===== Data for this exercise =====

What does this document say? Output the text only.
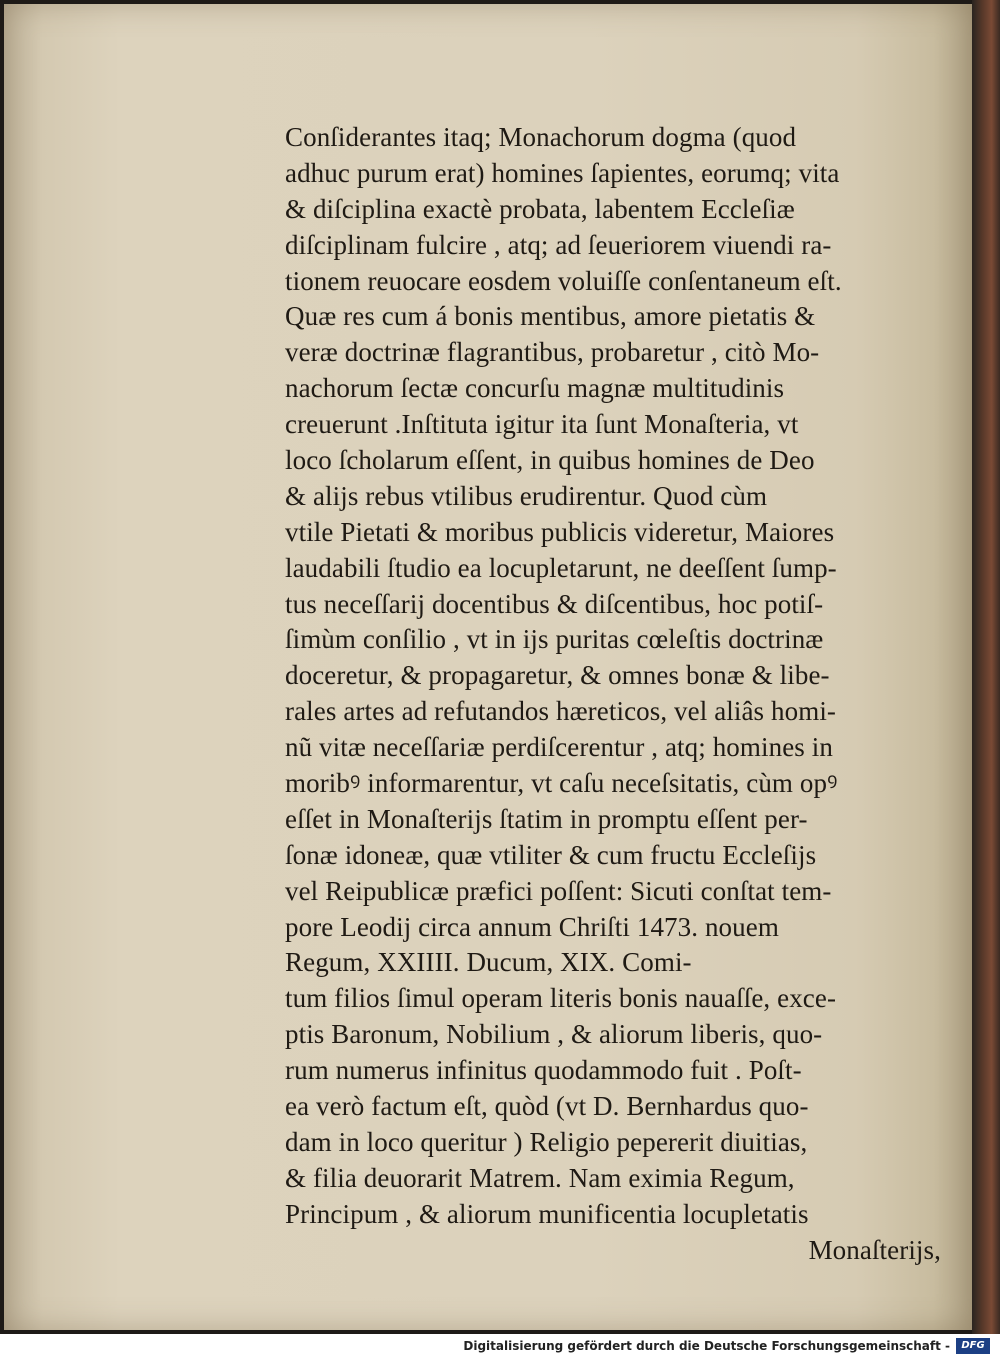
Conſiderantes itaq; Monachorum dogma (quod
adhuc purum erat) homines ſapientes, eorumq; vita
& diſciplina exactè probata, labentem Eccleſiæ
diſciplinam fulcire , atq; ad ſeueriorem viuendi ra-
tionem reuocare eosdem voluiſſe conſentaneum eſt.
Quæ res cum á bonis mentibus, amore pietatis &
veræ doctrinæ flagrantibus, probaretur , citò Mo-
nachorum ſectæ concurſu magnæ multitudinis
creuerunt .Inſtituta igitur ita ſunt Monaſteria, vt
loco ſcholarum eſſent, in quibus homines de Deo
& alijs rebus vtilibus erudirentur. Quod cùm
vtile Pietati & moribus publicis videretur, Maiores
laudabili ſtudio ea locupletarunt, ne deeſſent ſump-
tus neceſſarij docentibus & diſcentibus, hoc potiſ-
ſimùm conſilio , vt in ijs puritas cœleſtis doctrinæ
doceretur, & propagaretur, & omnes bonæ & libe-
rales artes ad refutandos hæreticos, vel aliâs homi-
nũ vitæ neceſſariæ perdiſcerentur , atq; homines in
moribꝰ informarentur, vt caſu neceſsitatis, cùm opꝰ
eſſet in Monaſterijs ſtatim in promptu eſſent per-
ſonæ idoneæ, quæ vtiliter & cum fructu Eccleſijs
vel Reipublicæ præfici poſſent: Sicuti conſtat tem-
pore Leodij circa annum Chriſti 1473. nouem
Regum, XXIIII. Ducum, XIX. Comi-
tum filios ſimul operam literis bonis nauaſſe, exce-
ptis Baronum, Nobilium , & aliorum liberis, quo-
rum numerus infinitus quodammodo fuit . Poſt-
ea verò factum eſt, quòd (vt D. Bernhardus quo-
dam in loco queritur ) Religio pepererit diuitias,
& filia deuorarit Matrem. Nam eximia Regum,
Principum , & aliorum munificentia locupletatis
Monaſterijs,
Digitalisierung gefördert durch die Deutsche Forschungsgemeinschaft -	DFG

=====

■ Problem ■
Can you restate all the records above word for word while dropping the pictures?

■ Full answer ■
What does this document say? Output the text only.
Conſiderantes itaq; Monachorum dogma (quod
adhuc purum erat) homines ſapientes, eorumq; vita
& diſciplina exactè probata, labentem Eccleſiæ
diſciplinam fulcire , atq; ad ſeueriorem viuendi ra-
tionem reuocare eosdem voluiſſe conſentaneum eſt.
Quæ res cum á bonis mentibus, amore pietatis &
veræ doctrinæ flagrantibus, probaretur , citò Mo-
nachorum ſectæ concurſu magnæ multitudinis
creuerunt .Inſtituta igitur ita ſunt Monaſteria, vt
loco ſcholarum eſſent, in quibus homines de Deo
& alijs rebus vtilibus erudirentur. Quod cùm
vtile Pietati & moribus publicis videretur, Maiores
laudabili ſtudio ea locupletarunt, ne deeſſent ſump-
tus neceſſarij docentibus & diſcentibus, hoc potiſ-
ſimùm conſilio , vt in ijs puritas cœleſtis doctrinæ
doceretur, & propagaretur, & omnes bonæ & libe-
rales artes ad refutandos hæreticos, vel aliâs homi-
nũ vitæ neceſſariæ perdiſcerentur , atq; homines in
moribꝰ informarentur, vt caſu neceſsitatis, cùm opꝰ
eſſet in Monaſterijs ſtatim in promptu eſſent per-
ſonæ idoneæ, quæ vtiliter & cum fructu Eccleſijs
vel Reipublicæ præfici poſſent: Sicuti conſtat tem-
pore Leodij circa annum Chriſti 1473. nouem
Regum, XXIIII. Ducum, XIX. Comi-
tum filios ſimul operam literis bonis nauaſſe, exce-
ptis Baronum, Nobilium , & aliorum liberis, quo-
rum numerus infinitus quodammodo fuit . Poſt-
ea verò factum eſt, quòd (vt D. Bernhardus quo-
dam in loco queritur ) Religio pepererit diuitias,
& filia deuorarit Matrem. Nam eximia Regum,
Principum , & aliorum munificentia locupletatis
Monaſterijs,
Digitalisierung gefördert durch die Deutsche Forschungsgemeinschaft -	DFG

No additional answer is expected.